- [Task to carry out] Copy each line below in which the string "kehitys" occurs.

(Figure content listings)
— START —
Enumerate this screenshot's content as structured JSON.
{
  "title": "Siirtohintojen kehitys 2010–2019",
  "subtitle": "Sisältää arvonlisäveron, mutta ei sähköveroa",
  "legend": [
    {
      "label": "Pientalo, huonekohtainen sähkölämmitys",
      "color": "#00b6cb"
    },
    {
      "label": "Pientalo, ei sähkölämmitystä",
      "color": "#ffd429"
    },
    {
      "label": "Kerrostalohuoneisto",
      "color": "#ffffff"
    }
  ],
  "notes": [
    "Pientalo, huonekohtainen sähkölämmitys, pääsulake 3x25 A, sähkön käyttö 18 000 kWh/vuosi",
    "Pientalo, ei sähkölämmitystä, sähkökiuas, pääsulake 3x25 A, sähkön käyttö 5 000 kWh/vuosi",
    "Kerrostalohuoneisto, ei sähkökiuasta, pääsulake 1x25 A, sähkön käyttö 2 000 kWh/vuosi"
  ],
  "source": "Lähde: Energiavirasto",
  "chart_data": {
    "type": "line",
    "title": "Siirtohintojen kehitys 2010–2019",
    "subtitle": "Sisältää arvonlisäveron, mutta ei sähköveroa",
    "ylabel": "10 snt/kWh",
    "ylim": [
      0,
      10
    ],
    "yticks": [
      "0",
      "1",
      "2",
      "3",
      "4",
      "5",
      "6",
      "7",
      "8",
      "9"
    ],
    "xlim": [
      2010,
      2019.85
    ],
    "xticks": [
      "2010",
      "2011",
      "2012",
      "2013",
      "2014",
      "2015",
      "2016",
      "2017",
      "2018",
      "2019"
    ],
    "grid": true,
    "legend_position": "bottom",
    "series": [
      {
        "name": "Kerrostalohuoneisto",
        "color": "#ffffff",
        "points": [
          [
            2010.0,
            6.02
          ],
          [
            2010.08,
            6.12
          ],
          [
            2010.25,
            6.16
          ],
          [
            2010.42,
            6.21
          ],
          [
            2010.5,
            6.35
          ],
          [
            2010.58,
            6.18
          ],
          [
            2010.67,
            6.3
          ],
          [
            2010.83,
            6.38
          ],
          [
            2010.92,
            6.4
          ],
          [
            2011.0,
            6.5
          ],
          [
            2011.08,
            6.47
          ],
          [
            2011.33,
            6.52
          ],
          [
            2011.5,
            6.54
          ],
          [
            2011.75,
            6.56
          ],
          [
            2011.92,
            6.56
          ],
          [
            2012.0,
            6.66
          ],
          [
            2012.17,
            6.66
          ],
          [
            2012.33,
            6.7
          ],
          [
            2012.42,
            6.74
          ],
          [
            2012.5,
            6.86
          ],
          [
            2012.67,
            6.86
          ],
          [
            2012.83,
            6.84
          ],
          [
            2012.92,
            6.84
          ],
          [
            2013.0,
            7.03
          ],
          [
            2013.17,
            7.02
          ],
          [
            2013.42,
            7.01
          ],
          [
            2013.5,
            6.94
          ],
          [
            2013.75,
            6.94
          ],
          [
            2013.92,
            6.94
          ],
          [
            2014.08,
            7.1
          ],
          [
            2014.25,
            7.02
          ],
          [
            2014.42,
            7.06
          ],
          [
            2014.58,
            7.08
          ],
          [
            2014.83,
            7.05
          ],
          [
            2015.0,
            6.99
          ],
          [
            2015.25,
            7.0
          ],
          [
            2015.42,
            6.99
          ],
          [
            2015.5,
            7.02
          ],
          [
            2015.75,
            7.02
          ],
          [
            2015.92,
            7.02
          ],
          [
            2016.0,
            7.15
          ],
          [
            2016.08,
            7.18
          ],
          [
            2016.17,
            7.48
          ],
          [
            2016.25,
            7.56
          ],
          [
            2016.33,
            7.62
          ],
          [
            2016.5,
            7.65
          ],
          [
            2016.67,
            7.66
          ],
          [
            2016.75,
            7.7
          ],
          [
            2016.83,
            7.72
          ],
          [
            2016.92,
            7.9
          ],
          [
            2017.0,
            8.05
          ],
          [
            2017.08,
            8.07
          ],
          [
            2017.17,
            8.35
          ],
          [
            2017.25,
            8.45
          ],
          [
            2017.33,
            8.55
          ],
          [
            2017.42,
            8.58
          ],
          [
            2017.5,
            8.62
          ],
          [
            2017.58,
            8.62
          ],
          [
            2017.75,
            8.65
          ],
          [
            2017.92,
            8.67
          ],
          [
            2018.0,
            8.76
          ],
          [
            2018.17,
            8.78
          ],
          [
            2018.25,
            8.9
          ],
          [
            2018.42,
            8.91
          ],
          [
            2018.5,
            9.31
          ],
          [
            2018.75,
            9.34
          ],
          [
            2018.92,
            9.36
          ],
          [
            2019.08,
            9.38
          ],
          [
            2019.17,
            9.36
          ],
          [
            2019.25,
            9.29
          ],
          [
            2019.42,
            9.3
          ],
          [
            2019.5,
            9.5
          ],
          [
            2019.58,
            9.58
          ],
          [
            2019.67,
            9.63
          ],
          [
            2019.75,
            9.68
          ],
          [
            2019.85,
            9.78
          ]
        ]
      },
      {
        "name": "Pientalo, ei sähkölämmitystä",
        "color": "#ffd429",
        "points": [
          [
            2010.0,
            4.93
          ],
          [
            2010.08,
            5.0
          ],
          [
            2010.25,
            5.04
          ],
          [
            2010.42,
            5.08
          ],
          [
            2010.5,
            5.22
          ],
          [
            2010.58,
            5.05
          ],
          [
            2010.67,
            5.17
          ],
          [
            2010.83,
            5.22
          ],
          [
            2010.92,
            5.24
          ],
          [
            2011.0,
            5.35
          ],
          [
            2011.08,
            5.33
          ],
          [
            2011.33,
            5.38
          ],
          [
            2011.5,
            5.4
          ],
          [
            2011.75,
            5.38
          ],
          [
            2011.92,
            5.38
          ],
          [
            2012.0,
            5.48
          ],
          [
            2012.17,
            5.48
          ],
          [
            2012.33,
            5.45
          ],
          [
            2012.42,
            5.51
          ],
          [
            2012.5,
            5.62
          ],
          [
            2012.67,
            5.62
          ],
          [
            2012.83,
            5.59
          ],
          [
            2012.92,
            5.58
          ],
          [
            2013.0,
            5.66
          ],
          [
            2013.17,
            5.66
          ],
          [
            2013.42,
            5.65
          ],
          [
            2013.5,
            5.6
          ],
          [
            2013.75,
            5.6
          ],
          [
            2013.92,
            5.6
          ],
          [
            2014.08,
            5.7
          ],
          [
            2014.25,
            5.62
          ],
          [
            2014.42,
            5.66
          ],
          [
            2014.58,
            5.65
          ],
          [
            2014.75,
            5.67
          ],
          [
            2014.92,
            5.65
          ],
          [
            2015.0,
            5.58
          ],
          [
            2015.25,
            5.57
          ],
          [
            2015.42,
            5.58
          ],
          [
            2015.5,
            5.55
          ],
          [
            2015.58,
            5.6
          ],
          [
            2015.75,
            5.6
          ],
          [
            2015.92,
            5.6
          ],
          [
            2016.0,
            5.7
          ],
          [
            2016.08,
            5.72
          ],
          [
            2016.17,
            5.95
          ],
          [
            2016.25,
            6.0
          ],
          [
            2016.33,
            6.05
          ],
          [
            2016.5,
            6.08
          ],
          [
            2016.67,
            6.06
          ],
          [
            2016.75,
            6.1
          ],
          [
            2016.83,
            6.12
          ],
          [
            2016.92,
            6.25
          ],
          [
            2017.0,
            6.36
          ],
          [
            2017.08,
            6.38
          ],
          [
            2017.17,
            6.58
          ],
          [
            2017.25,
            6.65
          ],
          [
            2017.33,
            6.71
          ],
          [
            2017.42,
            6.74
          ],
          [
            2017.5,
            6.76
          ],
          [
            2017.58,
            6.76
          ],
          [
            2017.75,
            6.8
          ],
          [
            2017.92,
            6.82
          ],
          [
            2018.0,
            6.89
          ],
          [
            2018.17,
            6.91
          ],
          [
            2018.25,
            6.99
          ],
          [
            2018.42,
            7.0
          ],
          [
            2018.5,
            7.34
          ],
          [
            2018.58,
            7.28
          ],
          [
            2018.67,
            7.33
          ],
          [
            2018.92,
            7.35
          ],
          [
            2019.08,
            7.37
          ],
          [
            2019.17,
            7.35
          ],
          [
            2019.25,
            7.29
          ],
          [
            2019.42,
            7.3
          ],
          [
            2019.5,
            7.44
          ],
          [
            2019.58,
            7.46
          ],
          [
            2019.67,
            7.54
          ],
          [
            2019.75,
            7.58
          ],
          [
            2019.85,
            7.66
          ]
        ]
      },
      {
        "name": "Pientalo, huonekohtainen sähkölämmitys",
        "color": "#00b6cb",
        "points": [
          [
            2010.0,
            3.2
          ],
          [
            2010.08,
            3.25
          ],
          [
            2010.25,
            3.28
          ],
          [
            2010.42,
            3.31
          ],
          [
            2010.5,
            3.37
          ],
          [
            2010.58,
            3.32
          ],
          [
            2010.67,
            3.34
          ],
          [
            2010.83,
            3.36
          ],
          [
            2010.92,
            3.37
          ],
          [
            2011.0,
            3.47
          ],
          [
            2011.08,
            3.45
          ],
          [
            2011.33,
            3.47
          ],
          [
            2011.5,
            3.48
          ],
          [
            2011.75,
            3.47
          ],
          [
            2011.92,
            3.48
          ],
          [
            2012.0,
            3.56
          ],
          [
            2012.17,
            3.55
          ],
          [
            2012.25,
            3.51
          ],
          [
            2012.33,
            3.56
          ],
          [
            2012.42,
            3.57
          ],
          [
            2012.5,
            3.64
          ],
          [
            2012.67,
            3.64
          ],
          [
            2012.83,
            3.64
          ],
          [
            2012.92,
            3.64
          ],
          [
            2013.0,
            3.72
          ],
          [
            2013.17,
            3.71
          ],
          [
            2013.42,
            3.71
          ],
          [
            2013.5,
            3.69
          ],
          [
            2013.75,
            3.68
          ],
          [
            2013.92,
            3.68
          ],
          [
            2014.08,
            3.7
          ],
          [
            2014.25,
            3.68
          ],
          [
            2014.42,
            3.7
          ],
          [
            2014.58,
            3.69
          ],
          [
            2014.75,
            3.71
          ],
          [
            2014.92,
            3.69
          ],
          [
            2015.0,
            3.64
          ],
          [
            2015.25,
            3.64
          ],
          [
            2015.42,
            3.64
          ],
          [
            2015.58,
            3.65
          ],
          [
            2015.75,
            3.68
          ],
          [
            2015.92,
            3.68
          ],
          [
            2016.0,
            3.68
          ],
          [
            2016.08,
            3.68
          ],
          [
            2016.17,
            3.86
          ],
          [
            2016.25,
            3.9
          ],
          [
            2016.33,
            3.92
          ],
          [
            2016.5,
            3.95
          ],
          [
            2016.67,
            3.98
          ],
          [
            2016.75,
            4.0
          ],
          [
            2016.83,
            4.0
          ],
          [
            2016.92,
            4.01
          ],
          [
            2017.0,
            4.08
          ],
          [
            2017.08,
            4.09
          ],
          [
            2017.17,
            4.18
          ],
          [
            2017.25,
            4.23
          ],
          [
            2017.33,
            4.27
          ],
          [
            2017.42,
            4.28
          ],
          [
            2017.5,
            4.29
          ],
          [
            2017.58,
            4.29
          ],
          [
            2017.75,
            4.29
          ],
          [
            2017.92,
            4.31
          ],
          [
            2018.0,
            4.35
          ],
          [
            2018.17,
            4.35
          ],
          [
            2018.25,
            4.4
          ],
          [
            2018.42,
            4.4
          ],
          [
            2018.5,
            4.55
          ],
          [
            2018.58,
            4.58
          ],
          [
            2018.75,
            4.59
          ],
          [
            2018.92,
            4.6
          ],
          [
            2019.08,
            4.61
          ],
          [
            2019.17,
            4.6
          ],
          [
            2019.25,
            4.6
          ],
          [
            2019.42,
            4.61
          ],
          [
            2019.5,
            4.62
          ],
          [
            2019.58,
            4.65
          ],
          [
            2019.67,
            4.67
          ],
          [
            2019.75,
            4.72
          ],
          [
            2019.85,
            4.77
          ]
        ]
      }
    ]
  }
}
— END —
- [Written response]
  "title": "Siirtohintojen kehitys 2010–2019",
    "title": "Siirtohintojen kehitys 2010–2019",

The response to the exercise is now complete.